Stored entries

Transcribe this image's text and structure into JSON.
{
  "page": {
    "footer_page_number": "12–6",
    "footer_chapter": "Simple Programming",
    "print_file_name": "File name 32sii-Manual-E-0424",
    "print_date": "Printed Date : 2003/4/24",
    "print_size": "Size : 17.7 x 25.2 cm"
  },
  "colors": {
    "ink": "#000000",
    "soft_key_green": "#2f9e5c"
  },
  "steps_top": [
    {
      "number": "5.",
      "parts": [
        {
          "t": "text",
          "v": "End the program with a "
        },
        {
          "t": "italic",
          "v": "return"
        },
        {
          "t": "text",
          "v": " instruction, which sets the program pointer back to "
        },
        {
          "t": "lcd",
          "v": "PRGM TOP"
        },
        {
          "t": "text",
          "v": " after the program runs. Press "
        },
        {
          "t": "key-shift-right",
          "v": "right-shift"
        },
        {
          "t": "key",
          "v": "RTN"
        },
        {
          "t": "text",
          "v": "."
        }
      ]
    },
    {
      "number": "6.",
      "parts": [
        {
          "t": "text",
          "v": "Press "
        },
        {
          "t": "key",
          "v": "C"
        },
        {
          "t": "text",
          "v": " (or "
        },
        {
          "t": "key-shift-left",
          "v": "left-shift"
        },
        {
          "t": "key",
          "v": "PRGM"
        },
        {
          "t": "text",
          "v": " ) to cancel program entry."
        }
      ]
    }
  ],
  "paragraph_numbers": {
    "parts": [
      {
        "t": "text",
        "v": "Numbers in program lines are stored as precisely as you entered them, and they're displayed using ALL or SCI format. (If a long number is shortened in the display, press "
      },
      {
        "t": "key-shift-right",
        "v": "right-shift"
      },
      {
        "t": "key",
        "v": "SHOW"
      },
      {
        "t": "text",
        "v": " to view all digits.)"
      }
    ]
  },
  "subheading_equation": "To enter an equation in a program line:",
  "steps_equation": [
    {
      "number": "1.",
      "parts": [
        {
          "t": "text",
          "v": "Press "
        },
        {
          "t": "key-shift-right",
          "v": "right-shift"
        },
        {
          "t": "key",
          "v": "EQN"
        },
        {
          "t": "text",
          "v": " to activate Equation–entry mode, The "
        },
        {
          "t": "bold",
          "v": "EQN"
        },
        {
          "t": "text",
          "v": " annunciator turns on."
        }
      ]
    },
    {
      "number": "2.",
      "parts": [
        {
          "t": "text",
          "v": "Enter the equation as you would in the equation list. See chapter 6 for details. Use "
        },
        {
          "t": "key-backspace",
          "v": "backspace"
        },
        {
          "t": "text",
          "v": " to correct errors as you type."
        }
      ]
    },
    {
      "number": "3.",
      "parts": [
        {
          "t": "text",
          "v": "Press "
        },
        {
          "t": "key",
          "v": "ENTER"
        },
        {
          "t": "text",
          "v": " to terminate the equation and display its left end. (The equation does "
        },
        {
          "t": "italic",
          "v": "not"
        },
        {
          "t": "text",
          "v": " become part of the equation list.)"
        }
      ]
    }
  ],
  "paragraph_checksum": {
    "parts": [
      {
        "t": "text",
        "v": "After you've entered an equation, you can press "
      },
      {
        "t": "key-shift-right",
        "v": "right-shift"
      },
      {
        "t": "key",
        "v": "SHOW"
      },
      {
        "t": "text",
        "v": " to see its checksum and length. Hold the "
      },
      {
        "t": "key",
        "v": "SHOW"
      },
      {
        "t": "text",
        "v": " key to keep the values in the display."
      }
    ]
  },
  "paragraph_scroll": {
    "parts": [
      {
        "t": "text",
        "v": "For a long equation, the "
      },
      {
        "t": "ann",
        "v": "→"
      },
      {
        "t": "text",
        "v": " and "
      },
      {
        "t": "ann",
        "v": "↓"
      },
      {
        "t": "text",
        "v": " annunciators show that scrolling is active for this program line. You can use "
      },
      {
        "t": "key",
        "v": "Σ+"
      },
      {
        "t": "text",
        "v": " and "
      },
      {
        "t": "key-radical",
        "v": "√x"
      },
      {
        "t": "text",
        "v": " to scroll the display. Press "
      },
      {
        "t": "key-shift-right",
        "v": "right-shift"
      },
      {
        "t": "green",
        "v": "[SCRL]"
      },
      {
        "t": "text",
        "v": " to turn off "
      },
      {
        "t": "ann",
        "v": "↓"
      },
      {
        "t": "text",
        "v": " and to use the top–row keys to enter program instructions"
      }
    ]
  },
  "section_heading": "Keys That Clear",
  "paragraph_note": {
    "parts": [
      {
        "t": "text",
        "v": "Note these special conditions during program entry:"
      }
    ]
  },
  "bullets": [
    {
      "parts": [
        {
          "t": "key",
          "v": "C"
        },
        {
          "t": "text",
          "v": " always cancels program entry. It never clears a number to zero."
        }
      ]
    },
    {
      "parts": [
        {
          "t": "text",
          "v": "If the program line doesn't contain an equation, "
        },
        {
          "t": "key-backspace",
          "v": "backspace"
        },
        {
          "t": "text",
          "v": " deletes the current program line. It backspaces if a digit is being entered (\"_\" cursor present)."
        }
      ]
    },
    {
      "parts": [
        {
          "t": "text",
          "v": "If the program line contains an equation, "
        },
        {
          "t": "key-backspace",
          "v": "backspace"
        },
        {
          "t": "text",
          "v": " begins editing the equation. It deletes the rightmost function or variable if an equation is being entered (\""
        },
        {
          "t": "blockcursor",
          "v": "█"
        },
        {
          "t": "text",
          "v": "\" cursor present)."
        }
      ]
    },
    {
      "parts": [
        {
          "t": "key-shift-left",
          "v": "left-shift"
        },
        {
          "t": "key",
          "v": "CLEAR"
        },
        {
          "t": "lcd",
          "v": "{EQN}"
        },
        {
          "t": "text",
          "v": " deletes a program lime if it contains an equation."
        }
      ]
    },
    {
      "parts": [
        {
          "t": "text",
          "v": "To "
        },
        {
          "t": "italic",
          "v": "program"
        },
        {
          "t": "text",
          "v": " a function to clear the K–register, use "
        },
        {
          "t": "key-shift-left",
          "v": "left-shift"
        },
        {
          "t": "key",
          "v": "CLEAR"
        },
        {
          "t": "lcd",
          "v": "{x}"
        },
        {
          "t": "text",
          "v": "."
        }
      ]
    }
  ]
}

TASK STATEMENT
Write the listing out again, exactly as shown above.

EXERCISE OUTPUT
Transcribe this image's text and structure into JSON.
{
  "page": {
    "footer_page_number": "12–6",
    "footer_chapter": "Simple Programming",
    "print_file_name": "File name 32sii-Manual-E-0424",
    "print_date": "Printed Date : 2003/4/24",
    "print_size": "Size : 17.7 x 25.2 cm"
  },
  "colors": {
    "ink": "#000000",
    "soft_key_green": "#2f9e5c"
  },
  "steps_top": [
    {
      "number": "5.",
      "parts": [
        {
          "t": "text",
          "v": "End the program with a "
        },
        {
          "t": "italic",
          "v": "return"
        },
        {
          "t": "text",
          "v": " instruction, which sets the program pointer back to "
        },
        {
          "t": "lcd",
          "v": "PRGM TOP"
        },
        {
          "t": "text",
          "v": " after the program runs. Press "
        },
        {
          "t": "key-shift-right",
          "v": "right-shift"
        },
        {
          "t": "key",
          "v": "RTN"
        },
        {
          "t": "text",
          "v": "."
        }
      ]
    },
    {
      "number": "6.",
      "parts": [
        {
          "t": "text",
          "v": "Press "
        },
        {
          "t": "key",
          "v": "C"
        },
        {
          "t": "text",
          "v": " (or "
        },
        {
          "t": "key-shift-left",
          "v": "left-shift"
        },
        {
          "t": "key",
          "v": "PRGM"
        },
        {
          "t": "text",
          "v": " ) to cancel program entry."
        }
      ]
    }
  ],
  "paragraph_numbers": {
    "parts": [
      {
        "t": "text",
        "v": "Numbers in program lines are stored as precisely as you entered them, and they're displayed using ALL or SCI format. (If a long number is shortened in the display, press "
      },
      {
        "t": "key-shift-right",
        "v": "right-shift"
      },
      {
        "t": "key",
        "v": "SHOW"
      },
      {
        "t": "text",
        "v": " to view all digits.)"
      }
    ]
  },
  "subheading_equation": "To enter an equation in a program line:",
  "steps_equation": [
    {
      "number": "1.",
      "parts": [
        {
          "t": "text",
          "v": "Press "
        },
        {
          "t": "key-shift-right",
          "v": "right-shift"
        },
        {
          "t": "key",
          "v": "EQN"
        },
        {
          "t": "text",
          "v": " to activate Equation–entry mode, The "
        },
        {
          "t": "bold",
          "v": "EQN"
        },
        {
          "t": "text",
          "v": " annunciator turns on."
        }
      ]
    },
    {
      "number": "2.",
      "parts": [
        {
          "t": "text",
          "v": "Enter the equation as you would in the equation list. See chapter 6 for details. Use "
        },
        {
          "t": "key-backspace",
          "v": "backspace"
        },
        {
          "t": "text",
          "v": " to correct errors as you type."
        }
      ]
    },
    {
      "number": "3.",
      "parts": [
        {
          "t": "text",
          "v": "Press "
        },
        {
          "t": "key",
          "v": "ENTER"
        },
        {
          "t": "text",
          "v": " to terminate the equation and display its left end. (The equation does "
        },
        {
          "t": "italic",
          "v": "not"
        },
        {
          "t": "text",
          "v": " become part of the equation list.)"
        }
      ]
    }
  ],
  "paragraph_checksum": {
    "parts": [
      {
        "t": "text",
        "v": "After you've entered an equation, you can press "
      },
      {
        "t": "key-shift-right",
        "v": "right-shift"
      },
      {
        "t": "key",
        "v": "SHOW"
      },
      {
        "t": "text",
        "v": " to see its checksum and length. Hold the "
      },
      {
        "t": "key",
        "v": "SHOW"
      },
      {
        "t": "text",
        "v": " key to keep the values in the display."
      }
    ]
  },
  "paragraph_scroll": {
    "parts": [
      {
        "t": "text",
        "v": "For a long equation, the "
      },
      {
        "t": "ann",
        "v": "→"
      },
      {
        "t": "text",
        "v": " and "
      },
      {
        "t": "ann",
        "v": "↓"
      },
      {
        "t": "text",
        "v": " annunciators show that scrolling is active for this program line. You can use "
      },
      {
        "t": "key",
        "v": "Σ+"
      },
      {
        "t": "text",
        "v": " and "
      },
      {
        "t": "key-radical",
        "v": "√x"
      },
      {
        "t": "text",
        "v": " to scroll the display. Press "
      },
      {
        "t": "key-shift-right",
        "v": "right-shift"
      },
      {
        "t": "green",
        "v": "[SCRL]"
      },
      {
        "t": "text",
        "v": " to turn off "
      },
      {
        "t": "ann",
        "v": "↓"
      },
      {
        "t": "text",
        "v": " and to use the top–row keys to enter program instructions"
      }
    ]
  },
  "section_heading": "Keys That Clear",
  "paragraph_note": {
    "parts": [
      {
        "t": "text",
        "v": "Note these special conditions during program entry:"
      }
    ]
  },
  "bullets": [
    {
      "parts": [
        {
          "t": "key",
          "v": "C"
        },
        {
          "t": "text",
          "v": " always cancels program entry. It never clears a number to zero."
        }
      ]
    },
    {
      "parts": [
        {
          "t": "text",
          "v": "If the program line doesn't contain an equation, "
        },
        {
          "t": "key-backspace",
          "v": "backspace"
        },
        {
          "t": "text",
          "v": " deletes the current program line. It backspaces if a digit is being entered (\"_\" cursor present)."
        }
      ]
    },
    {
      "parts": [
        {
          "t": "text",
          "v": "If the program line contains an equation, "
        },
        {
          "t": "key-backspace",
          "v": "backspace"
        },
        {
          "t": "text",
          "v": " begins editing the equation. It deletes the rightmost function or variable if an equation is being entered (\""
        },
        {
          "t": "blockcursor",
          "v": "█"
        },
        {
          "t": "text",
          "v": "\" cursor present)."
        }
      ]
    },
    {
      "parts": [
        {
          "t": "key-shift-left",
          "v": "left-shift"
        },
        {
          "t": "key",
          "v": "CLEAR"
        },
        {
          "t": "lcd",
          "v": "{EQN}"
        },
        {
          "t": "text",
          "v": " deletes a program lime if it contains an equation."
        }
      ]
    },
    {
      "parts": [
        {
          "t": "text",
          "v": "To "
        },
        {
          "t": "italic",
          "v": "program"
        },
        {
          "t": "text",
          "v": " a function to clear the K–register, use "
        },
        {
          "t": "key-shift-left",
          "v": "left-shift"
        },
        {
          "t": "key",
          "v": "CLEAR"
        },
        {
          "t": "lcd",
          "v": "{x}"
        },
        {
          "t": "text",
          "v": "."
        }
      ]
    }
  ]
}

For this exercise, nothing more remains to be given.